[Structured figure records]
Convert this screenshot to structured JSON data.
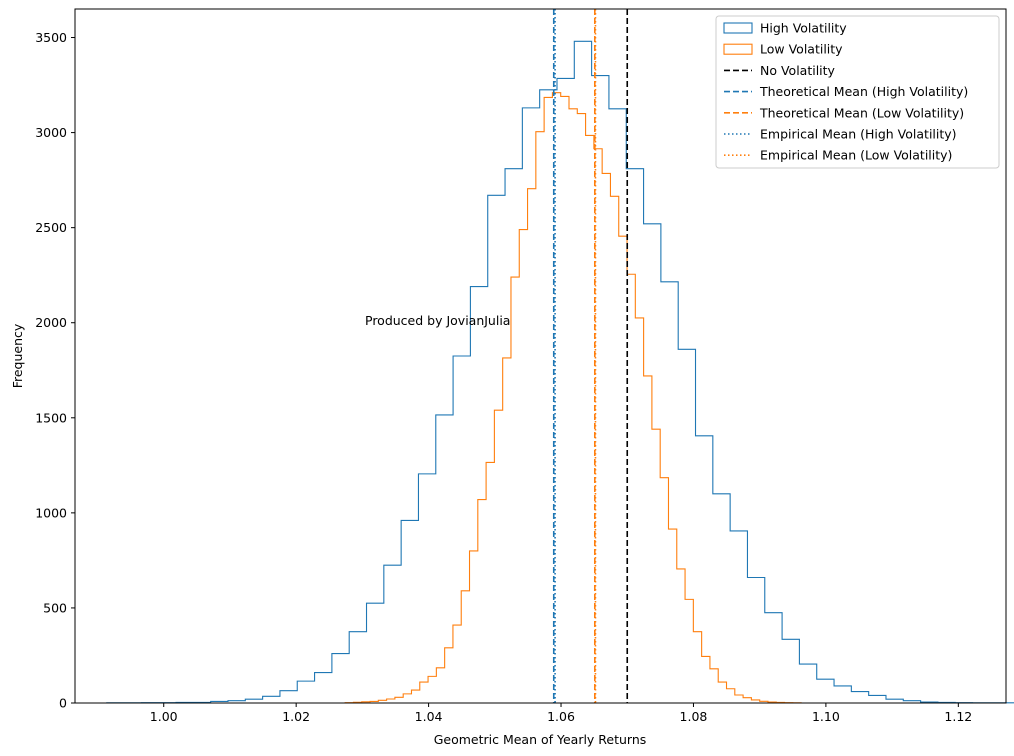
{
  "chart_data": {
    "type": "histogram",
    "title": "",
    "xlabel": "Geometric Mean of Yearly Returns",
    "ylabel": "Frequency",
    "xlim": [
      0.9866,
      1.1272
    ],
    "ylim": [
      0,
      3650
    ],
    "xticks": [
      1.0,
      1.02,
      1.04,
      1.06,
      1.08,
      1.1,
      1.12
    ],
    "xtick_labels": [
      "1.00",
      "1.02",
      "1.04",
      "1.06",
      "1.08",
      "1.10",
      "1.12"
    ],
    "yticks": [
      0,
      500,
      1000,
      1500,
      2000,
      2500,
      3000,
      3500
    ],
    "ytick_labels": [
      "0",
      "500",
      "1000",
      "1500",
      "2000",
      "2500",
      "3000",
      "3500"
    ],
    "annotation": {
      "text": "Produced by JovianJulia",
      "x": 1.03,
      "y": 2000
    },
    "legend_position": "top-right",
    "series": [
      {
        "name": "High Volatility",
        "color": "#1f77b4",
        "bin_start": 0.9914,
        "bin_width": 0.002615,
        "counts": [
          1,
          1,
          2,
          2,
          3,
          3,
          8,
          12,
          20,
          35,
          65,
          115,
          160,
          260,
          375,
          525,
          725,
          960,
          1205,
          1515,
          1825,
          2190,
          2670,
          2810,
          3130,
          3225,
          3285,
          3480,
          3300,
          3125,
          2810,
          2520,
          2215,
          1860,
          1405,
          1100,
          905,
          660,
          475,
          335,
          205,
          125,
          90,
          60,
          40,
          20,
          12,
          5,
          3,
          2,
          1,
          1,
          1
        ]
      },
      {
        "name": "Low Volatility",
        "color": "#ff7f0e",
        "bin_start": 1.0274,
        "bin_width": 0.001252,
        "counts": [
          2,
          4,
          6,
          8,
          14,
          21,
          30,
          48,
          68,
          110,
          140,
          185,
          290,
          410,
          590,
          800,
          1070,
          1265,
          1540,
          1815,
          2240,
          2490,
          2705,
          3005,
          3185,
          3210,
          3190,
          3125,
          3100,
          2985,
          2915,
          2785,
          2665,
          2455,
          2255,
          2025,
          1720,
          1440,
          1185,
          915,
          705,
          545,
          375,
          245,
          180,
          110,
          75,
          42,
          28,
          16,
          9,
          5,
          3,
          2,
          1
        ]
      }
    ],
    "vlines": [
      {
        "name": "No Volatility",
        "x": 1.07,
        "color": "#000000",
        "style": "dashed"
      },
      {
        "name": "Theoretical Mean (High Volatility)",
        "x": 1.0589,
        "color": "#1f77b4",
        "style": "dashed"
      },
      {
        "name": "Theoretical Mean (Low Volatility)",
        "x": 1.0651,
        "color": "#ff7f0e",
        "style": "dashed"
      },
      {
        "name": "Empirical Mean (High Volatility)",
        "x": 1.0591,
        "color": "#1f77b4",
        "style": "dotted"
      },
      {
        "name": "Empirical Mean (Low Volatility)",
        "x": 1.0652,
        "color": "#ff7f0e",
        "style": "dotted"
      }
    ],
    "legend": [
      {
        "label": "High Volatility",
        "kind": "patch",
        "color": "#1f77b4"
      },
      {
        "label": "Low Volatility",
        "kind": "patch",
        "color": "#ff7f0e"
      },
      {
        "label": "No Volatility",
        "kind": "dashed",
        "color": "#000000"
      },
      {
        "label": "Theoretical Mean (High Volatility)",
        "kind": "dashed",
        "color": "#1f77b4"
      },
      {
        "label": "Theoretical Mean (Low Volatility)",
        "kind": "dashed",
        "color": "#ff7f0e"
      },
      {
        "label": "Empirical Mean (High Volatility)",
        "kind": "dotted",
        "color": "#1f77b4"
      },
      {
        "label": "Empirical Mean (Low Volatility)",
        "kind": "dotted",
        "color": "#ff7f0e"
      }
    ]
  }
}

[WRITTEN TASK]
Only a number is wanted: how many lines above include "Theoretical"?

[REPLY]
4